## begin RECORDS TO USE

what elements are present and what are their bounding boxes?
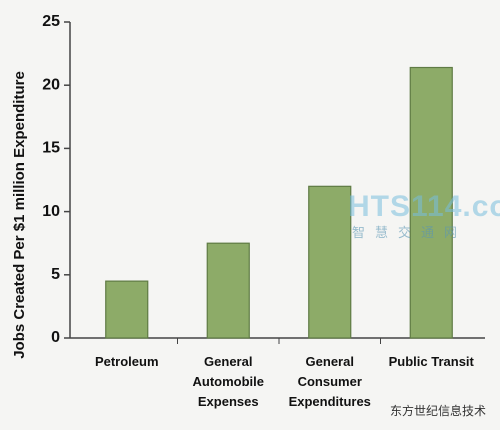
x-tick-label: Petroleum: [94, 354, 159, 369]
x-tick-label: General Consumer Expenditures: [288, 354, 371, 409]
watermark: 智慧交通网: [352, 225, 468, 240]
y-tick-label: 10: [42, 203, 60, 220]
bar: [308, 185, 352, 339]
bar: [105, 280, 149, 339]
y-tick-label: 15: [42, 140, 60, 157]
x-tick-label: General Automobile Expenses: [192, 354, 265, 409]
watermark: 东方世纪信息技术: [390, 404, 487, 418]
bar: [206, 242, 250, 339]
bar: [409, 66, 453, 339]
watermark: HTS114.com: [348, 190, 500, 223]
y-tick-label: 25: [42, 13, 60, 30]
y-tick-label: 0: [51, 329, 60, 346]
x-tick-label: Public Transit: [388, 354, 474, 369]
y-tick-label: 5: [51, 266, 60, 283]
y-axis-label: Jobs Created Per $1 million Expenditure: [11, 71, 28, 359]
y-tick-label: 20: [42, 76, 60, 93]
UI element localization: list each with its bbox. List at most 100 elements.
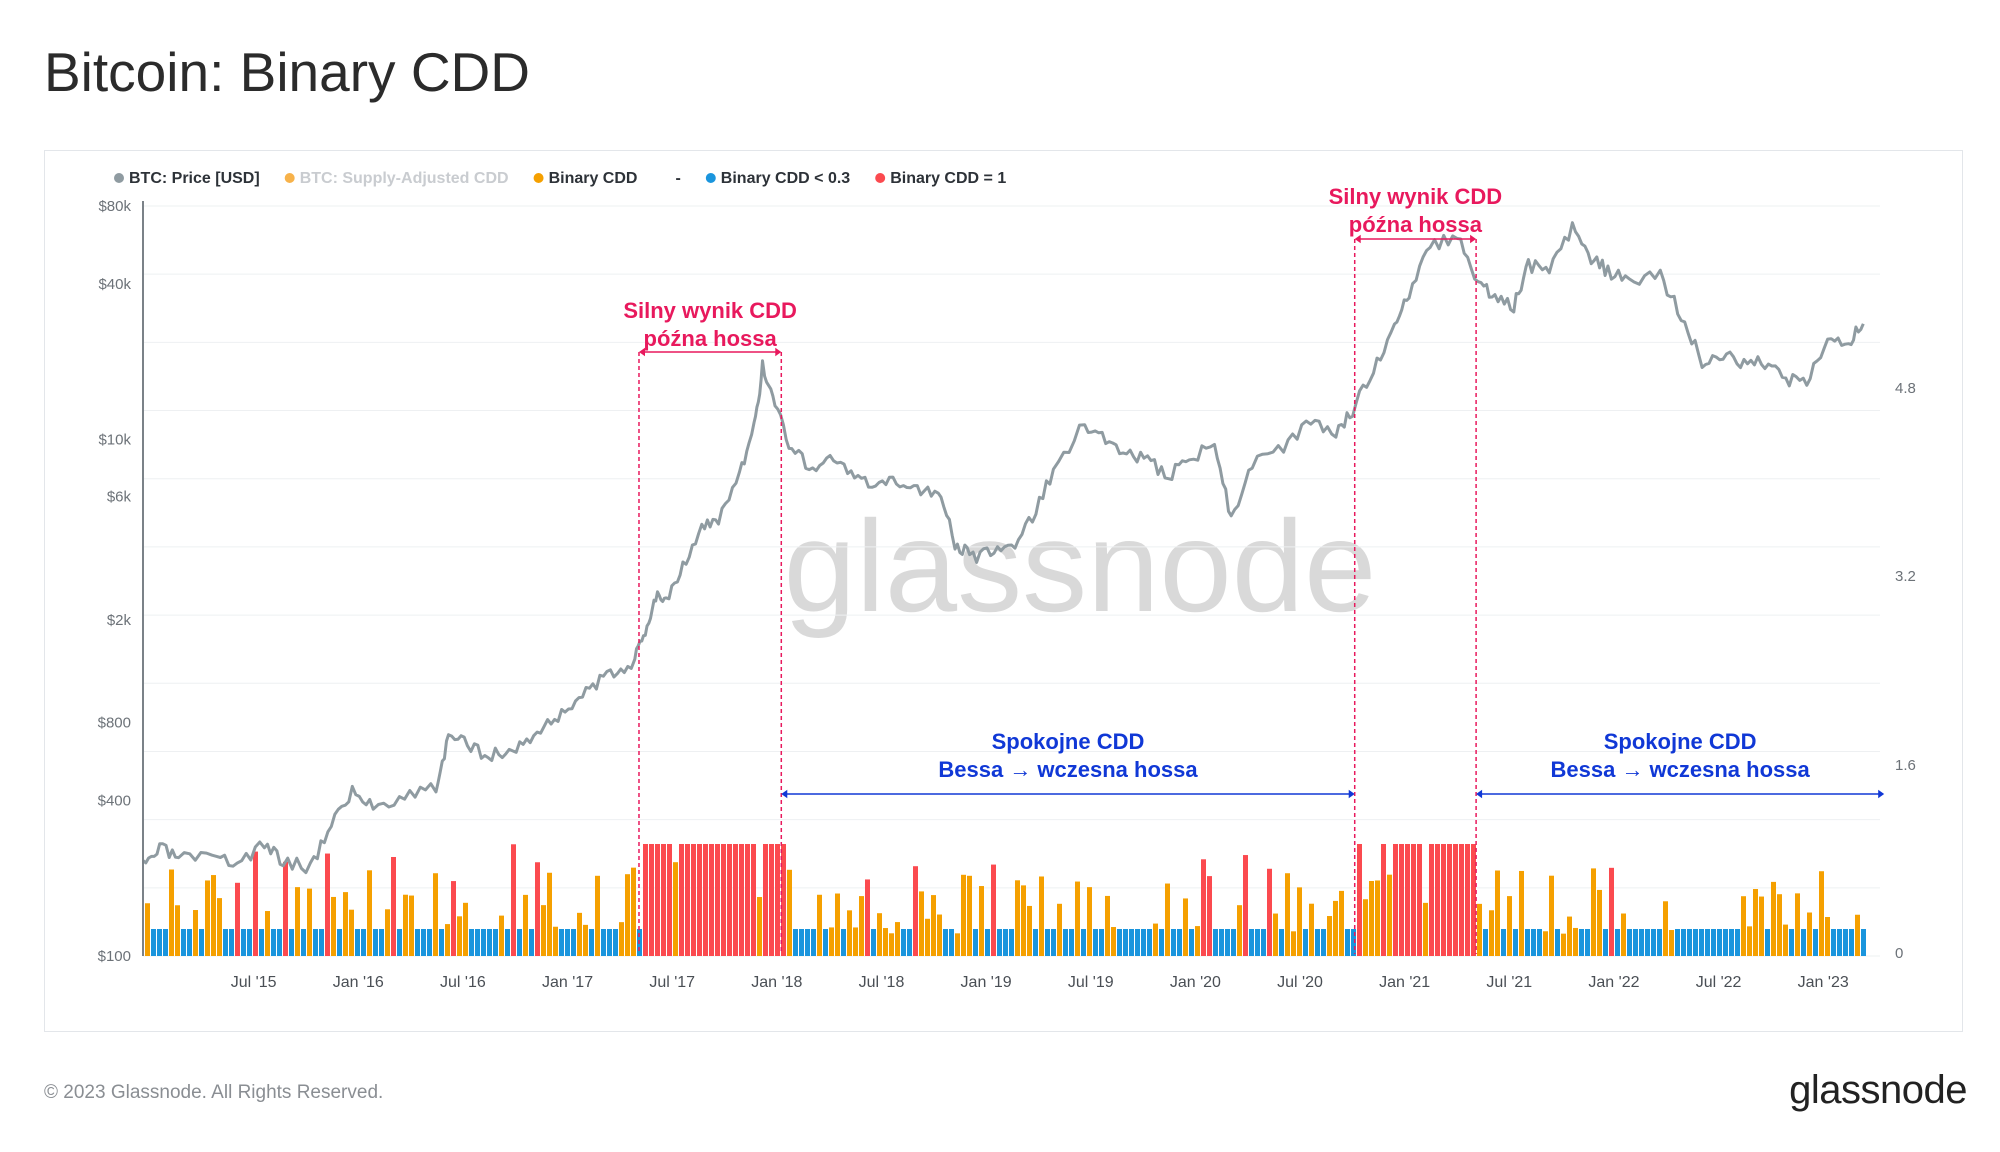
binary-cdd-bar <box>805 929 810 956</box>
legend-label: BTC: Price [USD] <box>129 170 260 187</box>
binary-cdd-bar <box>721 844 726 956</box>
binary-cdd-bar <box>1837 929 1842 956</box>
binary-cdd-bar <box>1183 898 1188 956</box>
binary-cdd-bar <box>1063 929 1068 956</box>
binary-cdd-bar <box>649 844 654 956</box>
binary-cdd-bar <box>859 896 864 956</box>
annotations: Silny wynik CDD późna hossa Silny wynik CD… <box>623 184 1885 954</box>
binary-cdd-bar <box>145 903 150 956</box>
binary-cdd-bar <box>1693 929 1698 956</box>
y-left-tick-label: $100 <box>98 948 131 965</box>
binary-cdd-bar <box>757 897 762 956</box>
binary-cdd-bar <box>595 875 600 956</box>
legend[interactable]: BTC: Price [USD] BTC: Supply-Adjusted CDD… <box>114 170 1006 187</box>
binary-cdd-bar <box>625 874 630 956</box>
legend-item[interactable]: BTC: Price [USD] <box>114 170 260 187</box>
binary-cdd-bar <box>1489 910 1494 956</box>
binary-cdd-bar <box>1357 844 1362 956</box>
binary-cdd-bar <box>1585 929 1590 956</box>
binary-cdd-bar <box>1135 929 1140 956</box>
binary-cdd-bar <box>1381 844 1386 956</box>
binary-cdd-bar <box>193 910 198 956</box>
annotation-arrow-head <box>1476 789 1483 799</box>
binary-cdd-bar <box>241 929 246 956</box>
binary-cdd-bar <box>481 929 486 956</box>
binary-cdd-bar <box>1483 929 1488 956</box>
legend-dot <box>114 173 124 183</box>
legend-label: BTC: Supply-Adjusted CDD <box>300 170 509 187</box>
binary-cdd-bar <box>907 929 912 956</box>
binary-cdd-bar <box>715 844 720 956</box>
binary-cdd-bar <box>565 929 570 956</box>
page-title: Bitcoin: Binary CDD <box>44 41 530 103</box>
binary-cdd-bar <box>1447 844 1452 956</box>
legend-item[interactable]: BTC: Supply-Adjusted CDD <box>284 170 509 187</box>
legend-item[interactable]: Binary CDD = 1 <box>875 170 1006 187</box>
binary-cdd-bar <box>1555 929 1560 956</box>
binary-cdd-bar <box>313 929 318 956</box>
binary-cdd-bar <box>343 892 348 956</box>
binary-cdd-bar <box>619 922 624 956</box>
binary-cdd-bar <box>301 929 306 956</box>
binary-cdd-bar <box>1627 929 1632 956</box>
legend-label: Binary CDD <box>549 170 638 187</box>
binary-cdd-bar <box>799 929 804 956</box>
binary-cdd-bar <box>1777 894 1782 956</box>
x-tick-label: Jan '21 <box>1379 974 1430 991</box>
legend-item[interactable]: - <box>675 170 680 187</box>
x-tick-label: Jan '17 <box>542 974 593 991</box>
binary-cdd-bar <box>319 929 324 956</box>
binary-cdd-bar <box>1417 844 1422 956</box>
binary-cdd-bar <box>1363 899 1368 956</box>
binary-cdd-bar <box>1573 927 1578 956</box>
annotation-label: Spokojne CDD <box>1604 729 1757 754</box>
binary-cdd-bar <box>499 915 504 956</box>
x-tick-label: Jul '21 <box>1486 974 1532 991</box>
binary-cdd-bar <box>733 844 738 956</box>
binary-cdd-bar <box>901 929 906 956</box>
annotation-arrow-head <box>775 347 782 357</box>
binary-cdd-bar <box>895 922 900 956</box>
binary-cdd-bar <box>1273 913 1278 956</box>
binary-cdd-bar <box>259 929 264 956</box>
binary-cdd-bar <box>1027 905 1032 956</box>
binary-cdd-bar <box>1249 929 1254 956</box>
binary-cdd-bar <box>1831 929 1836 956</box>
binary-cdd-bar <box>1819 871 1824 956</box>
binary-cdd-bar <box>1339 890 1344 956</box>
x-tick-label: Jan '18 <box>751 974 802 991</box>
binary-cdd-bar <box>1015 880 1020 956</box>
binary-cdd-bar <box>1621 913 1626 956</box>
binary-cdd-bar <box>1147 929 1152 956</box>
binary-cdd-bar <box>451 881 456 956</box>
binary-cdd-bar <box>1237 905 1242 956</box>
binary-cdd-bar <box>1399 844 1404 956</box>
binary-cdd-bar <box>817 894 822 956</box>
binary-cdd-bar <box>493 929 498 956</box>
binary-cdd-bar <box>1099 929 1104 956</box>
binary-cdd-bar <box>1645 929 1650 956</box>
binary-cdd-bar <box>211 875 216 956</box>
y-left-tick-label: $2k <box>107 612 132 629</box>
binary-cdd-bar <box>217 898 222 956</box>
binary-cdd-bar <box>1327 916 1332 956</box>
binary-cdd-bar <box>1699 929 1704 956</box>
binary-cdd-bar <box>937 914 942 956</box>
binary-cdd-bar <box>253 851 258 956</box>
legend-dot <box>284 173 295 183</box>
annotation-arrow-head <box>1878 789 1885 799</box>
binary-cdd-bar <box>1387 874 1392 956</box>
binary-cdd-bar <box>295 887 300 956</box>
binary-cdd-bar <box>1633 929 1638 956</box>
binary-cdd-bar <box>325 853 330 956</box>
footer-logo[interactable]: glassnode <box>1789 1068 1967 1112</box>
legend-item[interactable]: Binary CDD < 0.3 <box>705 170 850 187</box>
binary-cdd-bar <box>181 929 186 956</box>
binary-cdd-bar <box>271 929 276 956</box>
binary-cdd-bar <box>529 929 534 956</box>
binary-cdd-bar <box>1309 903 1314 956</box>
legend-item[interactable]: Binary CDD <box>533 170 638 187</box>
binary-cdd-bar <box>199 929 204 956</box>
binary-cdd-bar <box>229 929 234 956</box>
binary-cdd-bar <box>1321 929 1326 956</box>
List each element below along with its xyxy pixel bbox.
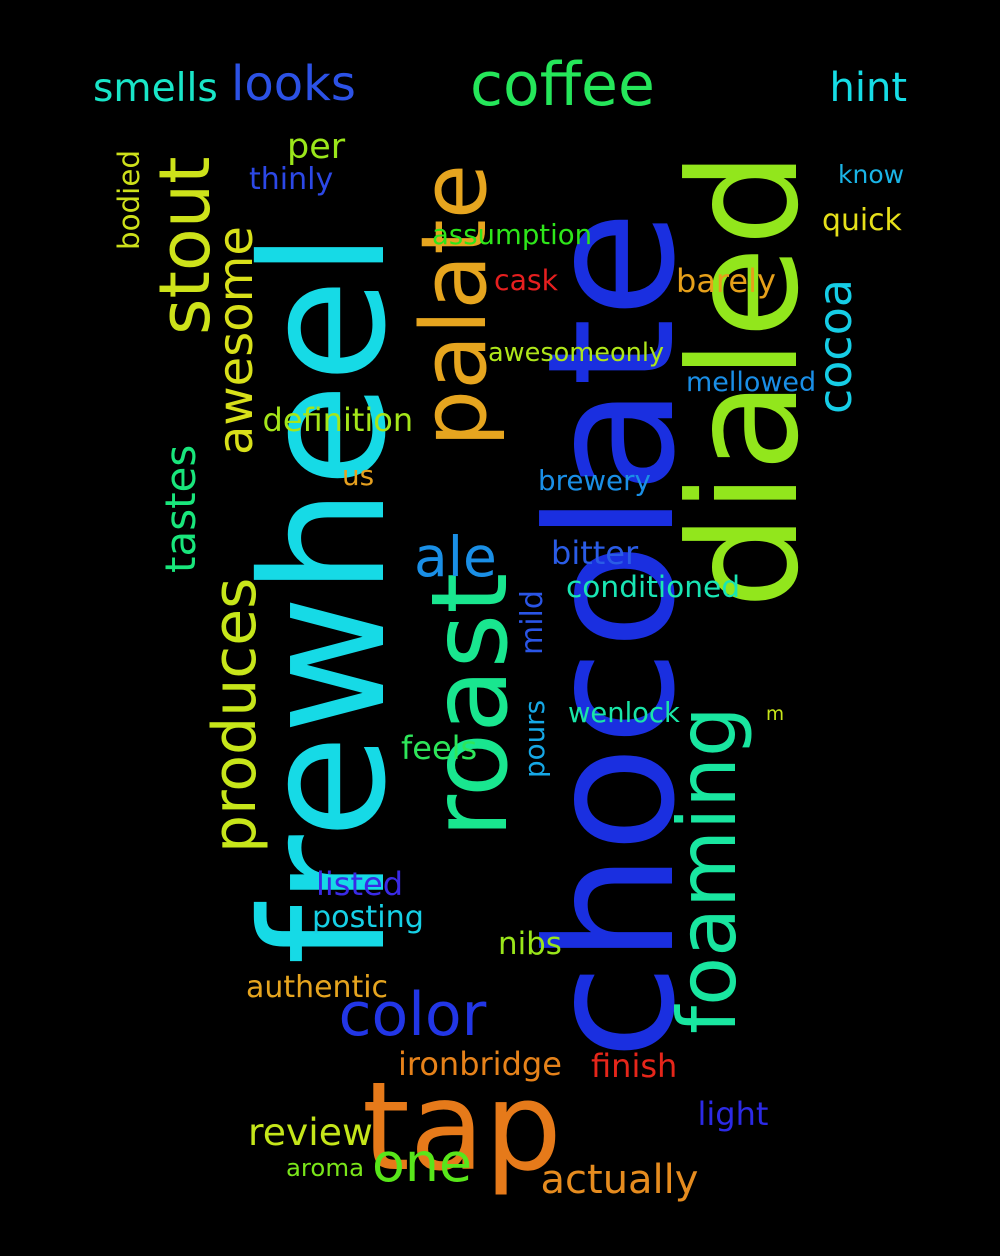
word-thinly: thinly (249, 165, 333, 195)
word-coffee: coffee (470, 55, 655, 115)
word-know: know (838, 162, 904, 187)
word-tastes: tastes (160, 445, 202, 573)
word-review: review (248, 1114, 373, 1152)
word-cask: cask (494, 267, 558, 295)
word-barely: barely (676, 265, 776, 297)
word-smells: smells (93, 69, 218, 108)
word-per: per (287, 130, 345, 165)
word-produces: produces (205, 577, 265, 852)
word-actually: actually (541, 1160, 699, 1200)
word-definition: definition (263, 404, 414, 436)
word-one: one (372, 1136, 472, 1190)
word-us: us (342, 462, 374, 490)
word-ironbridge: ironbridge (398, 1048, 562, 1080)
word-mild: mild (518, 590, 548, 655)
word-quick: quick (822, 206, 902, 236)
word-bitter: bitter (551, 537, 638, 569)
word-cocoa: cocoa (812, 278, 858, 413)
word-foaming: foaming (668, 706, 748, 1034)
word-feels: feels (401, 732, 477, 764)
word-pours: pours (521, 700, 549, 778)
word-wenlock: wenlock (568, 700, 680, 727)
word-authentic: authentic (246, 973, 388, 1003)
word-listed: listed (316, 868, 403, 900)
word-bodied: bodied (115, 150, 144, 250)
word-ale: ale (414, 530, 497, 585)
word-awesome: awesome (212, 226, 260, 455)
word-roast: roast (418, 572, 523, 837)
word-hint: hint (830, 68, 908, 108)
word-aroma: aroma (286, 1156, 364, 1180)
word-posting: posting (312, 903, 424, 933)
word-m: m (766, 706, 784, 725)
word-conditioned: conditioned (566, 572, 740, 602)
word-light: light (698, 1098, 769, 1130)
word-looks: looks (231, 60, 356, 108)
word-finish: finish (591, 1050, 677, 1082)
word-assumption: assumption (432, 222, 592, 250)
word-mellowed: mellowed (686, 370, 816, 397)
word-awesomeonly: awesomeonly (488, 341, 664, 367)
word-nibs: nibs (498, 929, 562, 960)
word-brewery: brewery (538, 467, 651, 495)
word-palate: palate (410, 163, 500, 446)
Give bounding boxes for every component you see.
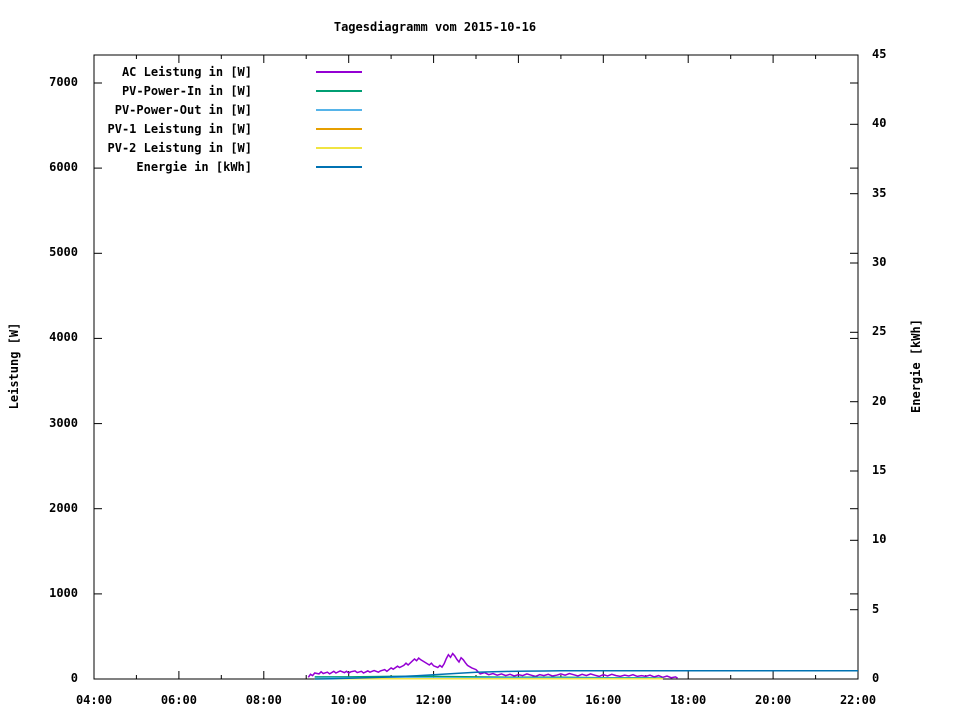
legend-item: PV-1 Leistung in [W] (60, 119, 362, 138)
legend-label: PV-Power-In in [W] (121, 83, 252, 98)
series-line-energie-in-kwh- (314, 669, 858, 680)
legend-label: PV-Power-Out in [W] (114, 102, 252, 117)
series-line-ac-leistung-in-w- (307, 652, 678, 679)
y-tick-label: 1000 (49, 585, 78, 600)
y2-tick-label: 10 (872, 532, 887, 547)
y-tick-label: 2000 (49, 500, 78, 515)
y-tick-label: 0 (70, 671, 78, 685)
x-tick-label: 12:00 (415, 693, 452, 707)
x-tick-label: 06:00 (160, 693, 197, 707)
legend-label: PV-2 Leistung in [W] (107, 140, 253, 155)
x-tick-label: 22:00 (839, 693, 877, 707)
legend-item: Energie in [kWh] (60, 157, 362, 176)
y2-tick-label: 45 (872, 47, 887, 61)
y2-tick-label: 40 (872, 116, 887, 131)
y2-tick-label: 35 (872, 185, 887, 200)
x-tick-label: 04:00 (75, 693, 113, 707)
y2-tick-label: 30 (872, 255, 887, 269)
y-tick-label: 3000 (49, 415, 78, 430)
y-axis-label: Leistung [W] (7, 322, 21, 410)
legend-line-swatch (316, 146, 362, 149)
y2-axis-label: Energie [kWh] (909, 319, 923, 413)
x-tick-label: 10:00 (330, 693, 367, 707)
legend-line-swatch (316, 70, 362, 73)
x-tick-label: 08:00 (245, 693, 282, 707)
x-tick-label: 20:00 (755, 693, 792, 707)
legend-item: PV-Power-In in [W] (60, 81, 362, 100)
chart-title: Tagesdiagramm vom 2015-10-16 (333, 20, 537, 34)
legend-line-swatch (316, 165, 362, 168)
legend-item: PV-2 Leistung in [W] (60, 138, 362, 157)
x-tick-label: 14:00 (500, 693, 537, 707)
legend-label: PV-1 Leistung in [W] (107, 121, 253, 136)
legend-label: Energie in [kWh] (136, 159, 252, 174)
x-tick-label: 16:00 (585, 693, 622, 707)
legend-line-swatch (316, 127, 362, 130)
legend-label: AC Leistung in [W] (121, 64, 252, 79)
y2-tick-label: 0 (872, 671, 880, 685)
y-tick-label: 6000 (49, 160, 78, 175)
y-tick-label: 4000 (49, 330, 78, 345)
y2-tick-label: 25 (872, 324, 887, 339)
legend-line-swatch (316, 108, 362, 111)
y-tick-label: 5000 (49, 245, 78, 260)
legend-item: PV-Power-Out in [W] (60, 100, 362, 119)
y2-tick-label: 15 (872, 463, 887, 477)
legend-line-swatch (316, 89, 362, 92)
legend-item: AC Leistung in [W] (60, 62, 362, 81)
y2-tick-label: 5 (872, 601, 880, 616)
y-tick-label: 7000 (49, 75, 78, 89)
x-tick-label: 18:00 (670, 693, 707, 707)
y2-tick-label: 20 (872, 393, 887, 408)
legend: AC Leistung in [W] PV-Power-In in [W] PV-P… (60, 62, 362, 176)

## end RECORDS TO USE

WHAT THE EXERCISE ASKS — Reproduce the listing verbatim, beginning at the line that has "x-tick-label: Petroleum: [94, 354, 159, 369]" and stopping after the line that has "y-tick-label: 20: [42, 76, 60, 93]".

OUTPUT BELOW —
x-tick-label: Petroleum: [94, 354, 159, 369]
x-tick-label: General Consumer Expenditures: [288, 354, 371, 409]
watermark: 智慧交通网: [352, 225, 468, 240]
y-tick-label: 10: [42, 203, 60, 220]
bar: [308, 185, 352, 339]
bar: [105, 280, 149, 339]
y-tick-label: 15: [42, 140, 60, 157]
x-tick-label: General Automobile Expenses: [192, 354, 265, 409]
watermark: 东方世纪信息技术: [390, 404, 487, 418]
bar: [206, 242, 250, 339]
bar: [409, 66, 453, 339]
watermark: HTS114.com: [348, 190, 500, 223]
y-tick-label: 25: [42, 13, 60, 30]
y-tick-label: 0: [51, 329, 60, 346]
x-tick-label: Public Transit: [388, 354, 474, 369]
y-tick-label: 5: [51, 266, 60, 283]
y-axis-label: Jobs Created Per $1 million Expenditure: [11, 71, 28, 359]
y-tick-label: 20: [42, 76, 60, 93]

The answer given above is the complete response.